[Dataset records]
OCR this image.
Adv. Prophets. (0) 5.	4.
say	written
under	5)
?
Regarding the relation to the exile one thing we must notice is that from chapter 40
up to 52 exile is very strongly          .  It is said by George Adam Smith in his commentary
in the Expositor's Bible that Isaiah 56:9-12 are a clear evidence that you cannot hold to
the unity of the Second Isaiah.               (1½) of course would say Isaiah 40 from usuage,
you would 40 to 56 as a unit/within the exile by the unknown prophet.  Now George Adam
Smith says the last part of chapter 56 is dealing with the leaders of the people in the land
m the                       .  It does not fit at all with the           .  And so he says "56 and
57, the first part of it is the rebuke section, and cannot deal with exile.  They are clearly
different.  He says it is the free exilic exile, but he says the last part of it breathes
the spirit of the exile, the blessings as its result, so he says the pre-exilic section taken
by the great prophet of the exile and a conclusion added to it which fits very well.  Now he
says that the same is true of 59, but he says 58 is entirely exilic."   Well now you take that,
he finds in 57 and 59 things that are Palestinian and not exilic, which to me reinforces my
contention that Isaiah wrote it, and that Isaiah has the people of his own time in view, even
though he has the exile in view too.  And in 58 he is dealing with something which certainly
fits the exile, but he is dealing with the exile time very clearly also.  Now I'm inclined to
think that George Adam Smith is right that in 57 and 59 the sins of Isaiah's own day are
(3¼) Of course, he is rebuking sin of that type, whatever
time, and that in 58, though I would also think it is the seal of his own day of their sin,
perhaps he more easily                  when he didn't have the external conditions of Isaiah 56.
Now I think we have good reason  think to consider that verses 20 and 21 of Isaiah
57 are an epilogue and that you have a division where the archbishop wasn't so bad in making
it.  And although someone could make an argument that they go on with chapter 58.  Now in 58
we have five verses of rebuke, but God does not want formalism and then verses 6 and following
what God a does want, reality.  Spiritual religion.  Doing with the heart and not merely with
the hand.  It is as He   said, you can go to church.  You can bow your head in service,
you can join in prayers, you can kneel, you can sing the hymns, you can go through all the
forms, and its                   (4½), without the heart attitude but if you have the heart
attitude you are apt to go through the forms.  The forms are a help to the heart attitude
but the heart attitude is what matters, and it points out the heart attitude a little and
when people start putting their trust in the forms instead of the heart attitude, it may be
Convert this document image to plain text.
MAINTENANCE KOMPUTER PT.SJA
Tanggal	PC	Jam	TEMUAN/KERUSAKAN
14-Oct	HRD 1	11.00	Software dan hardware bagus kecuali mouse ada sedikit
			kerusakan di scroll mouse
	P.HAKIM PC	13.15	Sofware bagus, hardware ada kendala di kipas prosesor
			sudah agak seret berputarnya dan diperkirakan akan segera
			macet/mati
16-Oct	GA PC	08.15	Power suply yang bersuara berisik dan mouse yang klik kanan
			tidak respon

WHAT YOU ARE ASKED TO DO: Every entry should be printed again exactly as it stands.

EXPECTED ANSWER:
OCR this image.
Adv. Prophets. (0) 5.	4.
say	written
under	5)
?
Regarding the relation to the exile one thing we must notice is that from chapter 40
up to 52 exile is very strongly          .  It is said by George Adam Smith in his commentary
in the Expositor's Bible that Isaiah 56:9-12 are a clear evidence that you cannot hold to
the unity of the Second Isaiah.               (1½) of course would say Isaiah 40 from usuage,
you would 40 to 56 as a unit/within the exile by the unknown prophet.  Now George Adam
Smith says the last part of chapter 56 is dealing with the leaders of the people in the land
m the                       .  It does not fit at all with the           .  And so he says "56 and
57, the first part of it is the rebuke section, and cannot deal with exile.  They are clearly
different.  He says it is the free exilic exile, but he says the last part of it breathes
the spirit of the exile, the blessings as its result, so he says the pre-exilic section taken
by the great prophet of the exile and a conclusion added to it which fits very well.  Now he
says that the same is true of 59, but he says 58 is entirely exilic."   Well now you take that,
he finds in 57 and 59 things that are Palestinian and not exilic, which to me reinforces my
contention that Isaiah wrote it, and that Isaiah has the people of his own time in view, even
though he has the exile in view too.  And in 58 he is dealing with something which certainly
fits the exile, but he is dealing with the exile time very clearly also.  Now I'm inclined to
think that George Adam Smith is right that in 57 and 59 the sins of Isaiah's own day are
(3¼) Of course, he is rebuking sin of that type, whatever
time, and that in 58, though I would also think it is the seal of his own day of their sin,
perhaps he more easily                  when he didn't have the external conditions of Isaiah 56.
Now I think we have good reason  think to consider that verses 20 and 21 of Isaiah
57 are an epilogue and that you have a division where the archbishop wasn't so bad in making
it.  And although someone could make an argument that they go on with chapter 58.  Now in 58
we have five verses of rebuke, but God does not want formalism and then verses 6 and following
what God a does want, reality.  Spiritual religion.  Doing with the heart and not merely with
the hand.  It is as He   said, you can go to church.  You can bow your head in service,
you can join in prayers, you can kneel, you can sing the hymns, you can go through all the
forms, and its                   (4½), without the heart attitude but if you have the heart
attitude you are apt to go through the forms.  The forms are a help to the heart attitude
but the heart attitude is what matters, and it points out the heart attitude a little and
when people start putting their trust in the forms instead of the heart attitude, it may be
Convert this document image to plain text.
MAINTENANCE KOMPUTER PT.SJA
Tanggal	PC	Jam	TEMUAN/KERUSAKAN
14-Oct	HRD 1	11.00	Software dan hardware bagus kecuali mouse ada sedikit
			kerusakan di scroll mouse
	P.HAKIM PC	13.15	Sofware bagus, hardware ada kendala di kipas prosesor
			sudah agak seret berputarnya dan diperkirakan akan segera
			macet/mati
16-Oct	GA PC	08.15	Power suply yang bersuara berisik dan mouse yang klik kanan
			tidak respon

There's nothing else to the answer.